## BEGIN
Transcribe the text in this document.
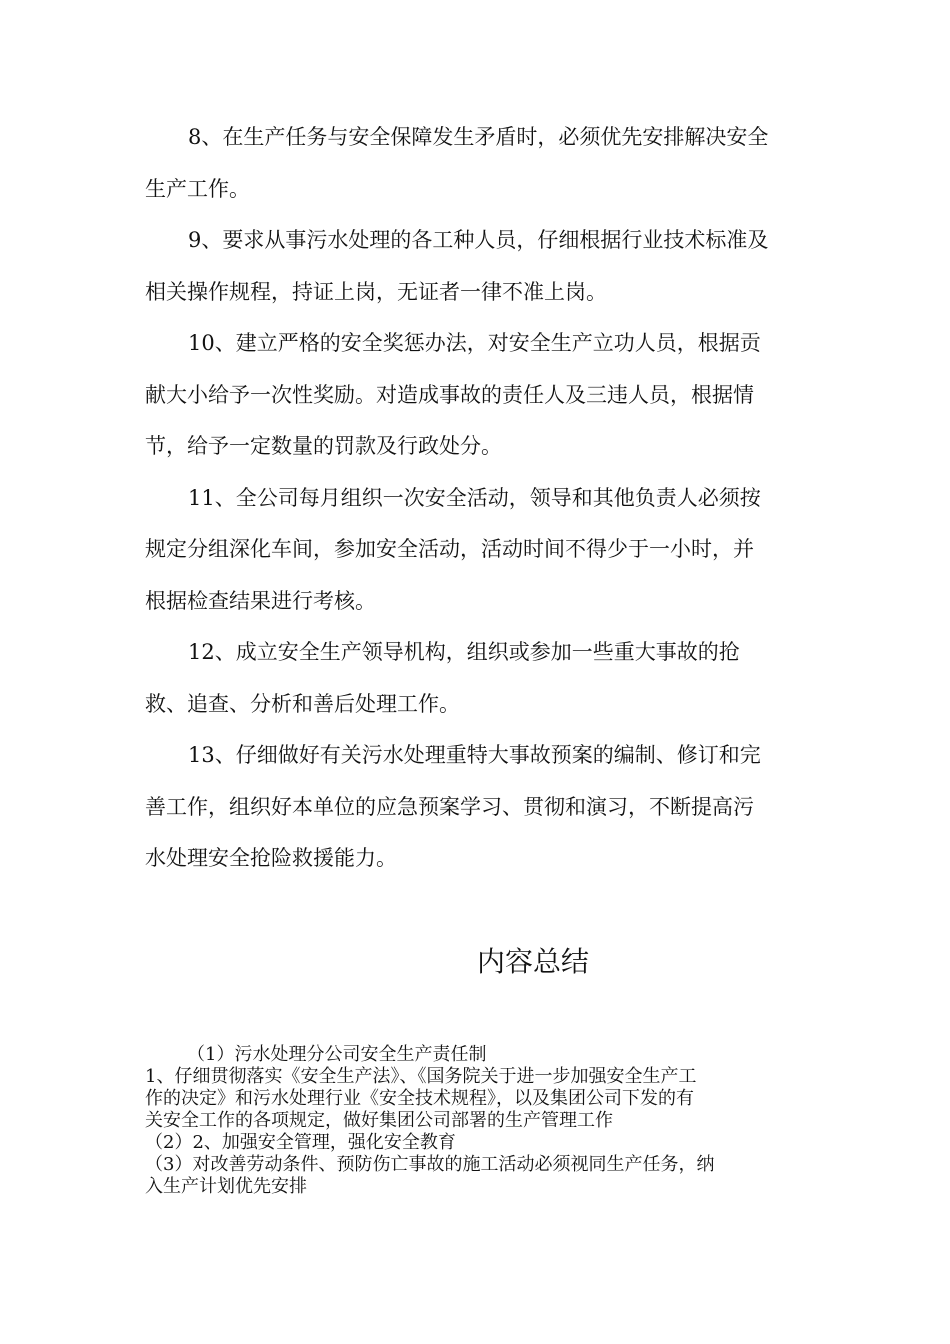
8、在生产任务与安全保障发生矛盾时，必须优先安排解决安全
生产工作。

9、要求从事污水处理的各工种人员，仔细根据行业技术标准及
相关操作规程，持证上岗，无证者一律不准上岗。

10、建立严格的安全奖惩办法，对安全生产立功人员，根据贡
献大小给予一次性奖励。对造成事故的责任人及三违人员，根据情
节，给予一定数量的罚款及行政处分。

11、全公司每月组织一次安全活动，领导和其他负责人必须按
规定分组深化车间，参加安全活动，活动时间不得少于一小时，并
根据检查结果进行考核。

12、成立安全生产领导机构，组织或参加一些重大事故的抢
救、追查、分析和善后处理工作。

13、仔细做好有关污水处理重特大事故预案的编制、修订和完
善工作，组织好本单位的应急预案学习、贯彻和演习，不断提高污
水处理安全抢险救援能力。

内容总结
（1）污水处理分公司安全生产责任制
1、仔细贯彻落实《安全生产法》、《国务院关于进一步加强安全生产工
作的决定》和污水处理行业《安全技术规程》，以及集团公司下发的有
关安全工作的各项规定，做好集团公司部署的生产管理工作
（2）2、加强安全管理，强化安全教育
（3）对改善劳动条件、预防伤亡事故的施工活动必须视同生产任务，纳
入生产计划优先安排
## END
(What you should do)
The pictures should not appear in the copy; every other part of the records above must be returned exactly.

(Response to this exercise)
Transcribe the text in this document.
8、在生产任务与安全保障发生矛盾时，必须优先安排解决安全
生产工作。

9、要求从事污水处理的各工种人员，仔细根据行业技术标准及
相关操作规程，持证上岗，无证者一律不准上岗。

10、建立严格的安全奖惩办法，对安全生产立功人员，根据贡
献大小给予一次性奖励。对造成事故的责任人及三违人员，根据情
节，给予一定数量的罚款及行政处分。

11、全公司每月组织一次安全活动，领导和其他负责人必须按
规定分组深化车间，参加安全活动，活动时间不得少于一小时，并
根据检查结果进行考核。

12、成立安全生产领导机构，组织或参加一些重大事故的抢
救、追查、分析和善后处理工作。

13、仔细做好有关污水处理重特大事故预案的编制、修订和完
善工作，组织好本单位的应急预案学习、贯彻和演习，不断提高污
水处理安全抢险救援能力。

内容总结
（1）污水处理分公司安全生产责任制
1、仔细贯彻落实《安全生产法》、《国务院关于进一步加强安全生产工
作的决定》和污水处理行业《安全技术规程》，以及集团公司下发的有
关安全工作的各项规定，做好集团公司部署的生产管理工作
（2）2、加强安全管理，强化安全教育
（3）对改善劳动条件、预防伤亡事故的施工活动必须视同生产任务，纳
入生产计划优先安排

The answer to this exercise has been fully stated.